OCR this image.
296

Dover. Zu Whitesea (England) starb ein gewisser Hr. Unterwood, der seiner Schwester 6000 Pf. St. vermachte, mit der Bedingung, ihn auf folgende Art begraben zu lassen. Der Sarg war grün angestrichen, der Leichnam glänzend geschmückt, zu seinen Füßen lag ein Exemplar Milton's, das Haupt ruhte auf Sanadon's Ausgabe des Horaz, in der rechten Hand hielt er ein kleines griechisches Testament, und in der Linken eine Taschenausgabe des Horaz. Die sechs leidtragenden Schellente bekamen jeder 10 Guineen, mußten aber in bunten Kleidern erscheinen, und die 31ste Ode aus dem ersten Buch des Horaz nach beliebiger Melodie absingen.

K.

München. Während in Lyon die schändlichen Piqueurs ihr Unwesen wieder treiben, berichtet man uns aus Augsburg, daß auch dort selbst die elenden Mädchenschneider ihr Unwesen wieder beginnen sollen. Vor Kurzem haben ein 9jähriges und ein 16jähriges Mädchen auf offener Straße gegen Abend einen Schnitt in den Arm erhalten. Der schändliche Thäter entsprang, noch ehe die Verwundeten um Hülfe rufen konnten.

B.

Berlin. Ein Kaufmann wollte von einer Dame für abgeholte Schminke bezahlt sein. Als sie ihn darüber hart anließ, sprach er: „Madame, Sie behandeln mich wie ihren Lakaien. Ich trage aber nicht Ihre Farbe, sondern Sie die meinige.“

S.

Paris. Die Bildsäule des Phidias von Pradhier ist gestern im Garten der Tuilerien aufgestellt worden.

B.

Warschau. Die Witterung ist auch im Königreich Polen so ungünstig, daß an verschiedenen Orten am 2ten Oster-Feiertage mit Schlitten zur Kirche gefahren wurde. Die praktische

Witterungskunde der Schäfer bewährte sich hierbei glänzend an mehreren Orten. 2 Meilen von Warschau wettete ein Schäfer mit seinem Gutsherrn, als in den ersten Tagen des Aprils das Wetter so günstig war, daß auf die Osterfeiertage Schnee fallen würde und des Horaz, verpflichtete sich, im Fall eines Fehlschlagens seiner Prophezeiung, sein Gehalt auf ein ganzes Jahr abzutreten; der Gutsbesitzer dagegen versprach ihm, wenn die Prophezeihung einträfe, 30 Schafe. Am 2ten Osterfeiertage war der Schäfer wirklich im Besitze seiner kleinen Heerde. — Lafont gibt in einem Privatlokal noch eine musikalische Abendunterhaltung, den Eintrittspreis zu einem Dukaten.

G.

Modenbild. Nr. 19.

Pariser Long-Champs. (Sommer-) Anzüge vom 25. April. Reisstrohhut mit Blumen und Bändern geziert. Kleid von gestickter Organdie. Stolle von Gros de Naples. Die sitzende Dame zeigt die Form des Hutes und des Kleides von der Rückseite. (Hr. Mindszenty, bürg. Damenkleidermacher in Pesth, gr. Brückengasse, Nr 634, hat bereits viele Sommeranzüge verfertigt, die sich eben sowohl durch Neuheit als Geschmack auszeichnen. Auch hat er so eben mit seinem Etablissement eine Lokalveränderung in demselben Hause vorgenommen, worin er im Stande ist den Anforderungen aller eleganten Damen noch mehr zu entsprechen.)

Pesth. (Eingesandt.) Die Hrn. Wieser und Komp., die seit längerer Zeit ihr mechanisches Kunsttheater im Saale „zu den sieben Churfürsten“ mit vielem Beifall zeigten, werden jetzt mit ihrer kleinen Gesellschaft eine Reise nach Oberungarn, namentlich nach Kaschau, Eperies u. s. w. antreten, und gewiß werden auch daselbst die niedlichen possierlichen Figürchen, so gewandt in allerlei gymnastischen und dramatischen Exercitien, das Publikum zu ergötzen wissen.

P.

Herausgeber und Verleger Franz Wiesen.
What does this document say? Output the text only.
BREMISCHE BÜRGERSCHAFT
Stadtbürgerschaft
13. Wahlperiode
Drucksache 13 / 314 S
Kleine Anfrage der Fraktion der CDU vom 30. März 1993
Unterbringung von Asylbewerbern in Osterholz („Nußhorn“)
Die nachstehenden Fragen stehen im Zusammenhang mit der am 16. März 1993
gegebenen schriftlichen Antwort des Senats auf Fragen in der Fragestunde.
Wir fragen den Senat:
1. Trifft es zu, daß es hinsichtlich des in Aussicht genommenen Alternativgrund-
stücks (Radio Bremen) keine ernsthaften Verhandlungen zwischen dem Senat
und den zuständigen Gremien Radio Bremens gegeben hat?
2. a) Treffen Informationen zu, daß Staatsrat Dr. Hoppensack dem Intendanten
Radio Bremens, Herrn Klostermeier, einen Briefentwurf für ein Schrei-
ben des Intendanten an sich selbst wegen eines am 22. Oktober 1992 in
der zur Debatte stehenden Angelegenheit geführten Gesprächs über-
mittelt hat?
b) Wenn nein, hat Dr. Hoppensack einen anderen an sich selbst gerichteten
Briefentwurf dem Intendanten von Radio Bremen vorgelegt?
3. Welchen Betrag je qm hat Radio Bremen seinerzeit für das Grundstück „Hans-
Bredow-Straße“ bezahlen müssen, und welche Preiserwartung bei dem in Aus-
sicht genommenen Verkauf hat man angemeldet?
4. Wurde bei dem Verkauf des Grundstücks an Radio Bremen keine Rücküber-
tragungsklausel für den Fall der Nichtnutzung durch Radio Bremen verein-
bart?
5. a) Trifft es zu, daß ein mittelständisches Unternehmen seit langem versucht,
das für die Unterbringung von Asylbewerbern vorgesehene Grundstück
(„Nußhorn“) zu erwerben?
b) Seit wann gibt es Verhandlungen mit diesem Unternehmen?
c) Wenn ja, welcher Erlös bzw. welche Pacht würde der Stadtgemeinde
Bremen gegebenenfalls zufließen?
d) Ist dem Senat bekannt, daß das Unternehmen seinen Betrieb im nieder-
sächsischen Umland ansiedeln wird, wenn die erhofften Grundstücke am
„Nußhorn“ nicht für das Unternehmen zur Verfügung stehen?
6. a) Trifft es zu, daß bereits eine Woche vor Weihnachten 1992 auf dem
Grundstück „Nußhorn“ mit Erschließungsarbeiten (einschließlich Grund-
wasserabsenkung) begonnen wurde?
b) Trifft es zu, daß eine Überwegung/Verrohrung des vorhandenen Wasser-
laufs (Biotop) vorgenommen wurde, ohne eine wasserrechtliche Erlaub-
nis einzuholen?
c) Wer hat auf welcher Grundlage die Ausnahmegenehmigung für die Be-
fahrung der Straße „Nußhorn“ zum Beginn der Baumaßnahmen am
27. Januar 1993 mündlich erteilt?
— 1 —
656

What is expected: When you repeat the data, keep each line exactly as given.

Solution to this exercise:
OCR this image.
296

Dover. Zu Whitesea (England) starb ein gewisser Hr. Unterwood, der seiner Schwester 6000 Pf. St. vermachte, mit der Bedingung, ihn auf folgende Art begraben zu lassen. Der Sarg war grün angestrichen, der Leichnam glänzend geschmückt, zu seinen Füßen lag ein Exemplar Milton's, das Haupt ruhte auf Sanadon's Ausgabe des Horaz, in der rechten Hand hielt er ein kleines griechisches Testament, und in der Linken eine Taschenausgabe des Horaz. Die sechs leidtragenden Schellente bekamen jeder 10 Guineen, mußten aber in bunten Kleidern erscheinen, und die 31ste Ode aus dem ersten Buch des Horaz nach beliebiger Melodie absingen.

K.

München. Während in Lyon die schändlichen Piqueurs ihr Unwesen wieder treiben, berichtet man uns aus Augsburg, daß auch dort selbst die elenden Mädchenschneider ihr Unwesen wieder beginnen sollen. Vor Kurzem haben ein 9jähriges und ein 16jähriges Mädchen auf offener Straße gegen Abend einen Schnitt in den Arm erhalten. Der schändliche Thäter entsprang, noch ehe die Verwundeten um Hülfe rufen konnten.

B.

Berlin. Ein Kaufmann wollte von einer Dame für abgeholte Schminke bezahlt sein. Als sie ihn darüber hart anließ, sprach er: „Madame, Sie behandeln mich wie ihren Lakaien. Ich trage aber nicht Ihre Farbe, sondern Sie die meinige.“

S.

Paris. Die Bildsäule des Phidias von Pradhier ist gestern im Garten der Tuilerien aufgestellt worden.

B.

Warschau. Die Witterung ist auch im Königreich Polen so ungünstig, daß an verschiedenen Orten am 2ten Oster-Feiertage mit Schlitten zur Kirche gefahren wurde. Die praktische

Witterungskunde der Schäfer bewährte sich hierbei glänzend an mehreren Orten. 2 Meilen von Warschau wettete ein Schäfer mit seinem Gutsherrn, als in den ersten Tagen des Aprils das Wetter so günstig war, daß auf die Osterfeiertage Schnee fallen würde und des Horaz, verpflichtete sich, im Fall eines Fehlschlagens seiner Prophezeiung, sein Gehalt auf ein ganzes Jahr abzutreten; der Gutsbesitzer dagegen versprach ihm, wenn die Prophezeihung einträfe, 30 Schafe. Am 2ten Osterfeiertage war der Schäfer wirklich im Besitze seiner kleinen Heerde. — Lafont gibt in einem Privatlokal noch eine musikalische Abendunterhaltung, den Eintrittspreis zu einem Dukaten.

G.

Modenbild. Nr. 19.

Pariser Long-Champs. (Sommer-) Anzüge vom 25. April. Reisstrohhut mit Blumen und Bändern geziert. Kleid von gestickter Organdie. Stolle von Gros de Naples. Die sitzende Dame zeigt die Form des Hutes und des Kleides von der Rückseite. (Hr. Mindszenty, bürg. Damenkleidermacher in Pesth, gr. Brückengasse, Nr 634, hat bereits viele Sommeranzüge verfertigt, die sich eben sowohl durch Neuheit als Geschmack auszeichnen. Auch hat er so eben mit seinem Etablissement eine Lokalveränderung in demselben Hause vorgenommen, worin er im Stande ist den Anforderungen aller eleganten Damen noch mehr zu entsprechen.)

Pesth. (Eingesandt.) Die Hrn. Wieser und Komp., die seit längerer Zeit ihr mechanisches Kunsttheater im Saale „zu den sieben Churfürsten“ mit vielem Beifall zeigten, werden jetzt mit ihrer kleinen Gesellschaft eine Reise nach Oberungarn, namentlich nach Kaschau, Eperies u. s. w. antreten, und gewiß werden auch daselbst die niedlichen possierlichen Figürchen, so gewandt in allerlei gymnastischen und dramatischen Exercitien, das Publikum zu ergötzen wissen.

P.

Herausgeber und Verleger Franz Wiesen.
What does this document say? Output the text only.
BREMISCHE BÜRGERSCHAFT
Stadtbürgerschaft
13. Wahlperiode
Drucksache 13 / 314 S
Kleine Anfrage der Fraktion der CDU vom 30. März 1993
Unterbringung von Asylbewerbern in Osterholz („Nußhorn“)
Die nachstehenden Fragen stehen im Zusammenhang mit der am 16. März 1993
gegebenen schriftlichen Antwort des Senats auf Fragen in der Fragestunde.
Wir fragen den Senat:
1. Trifft es zu, daß es hinsichtlich des in Aussicht genommenen Alternativgrund-
stücks (Radio Bremen) keine ernsthaften Verhandlungen zwischen dem Senat
und den zuständigen Gremien Radio Bremens gegeben hat?
2. a) Treffen Informationen zu, daß Staatsrat Dr. Hoppensack dem Intendanten
Radio Bremens, Herrn Klostermeier, einen Briefentwurf für ein Schrei-
ben des Intendanten an sich selbst wegen eines am 22. Oktober 1992 in
der zur Debatte stehenden Angelegenheit geführten Gesprächs über-
mittelt hat?
b) Wenn nein, hat Dr. Hoppensack einen anderen an sich selbst gerichteten
Briefentwurf dem Intendanten von Radio Bremen vorgelegt?
3. Welchen Betrag je qm hat Radio Bremen seinerzeit für das Grundstück „Hans-
Bredow-Straße“ bezahlen müssen, und welche Preiserwartung bei dem in Aus-
sicht genommenen Verkauf hat man angemeldet?
4. Wurde bei dem Verkauf des Grundstücks an Radio Bremen keine Rücküber-
tragungsklausel für den Fall der Nichtnutzung durch Radio Bremen verein-
bart?
5. a) Trifft es zu, daß ein mittelständisches Unternehmen seit langem versucht,
das für die Unterbringung von Asylbewerbern vorgesehene Grundstück
(„Nußhorn“) zu erwerben?
b) Seit wann gibt es Verhandlungen mit diesem Unternehmen?
c) Wenn ja, welcher Erlös bzw. welche Pacht würde der Stadtgemeinde
Bremen gegebenenfalls zufließen?
d) Ist dem Senat bekannt, daß das Unternehmen seinen Betrieb im nieder-
sächsischen Umland ansiedeln wird, wenn die erhofften Grundstücke am
„Nußhorn“ nicht für das Unternehmen zur Verfügung stehen?
6. a) Trifft es zu, daß bereits eine Woche vor Weihnachten 1992 auf dem
Grundstück „Nußhorn“ mit Erschließungsarbeiten (einschließlich Grund-
wasserabsenkung) begonnen wurde?
b) Trifft es zu, daß eine Überwegung/Verrohrung des vorhandenen Wasser-
laufs (Biotop) vorgenommen wurde, ohne eine wasserrechtliche Erlaub-
nis einzuholen?
c) Wer hat auf welcher Grundlage die Ausnahmegenehmigung für die Be-
fahrung der Straße „Nußhorn“ zum Beginn der Baumaßnahmen am
27. Januar 1993 mündlich erteilt?
— 1 —
656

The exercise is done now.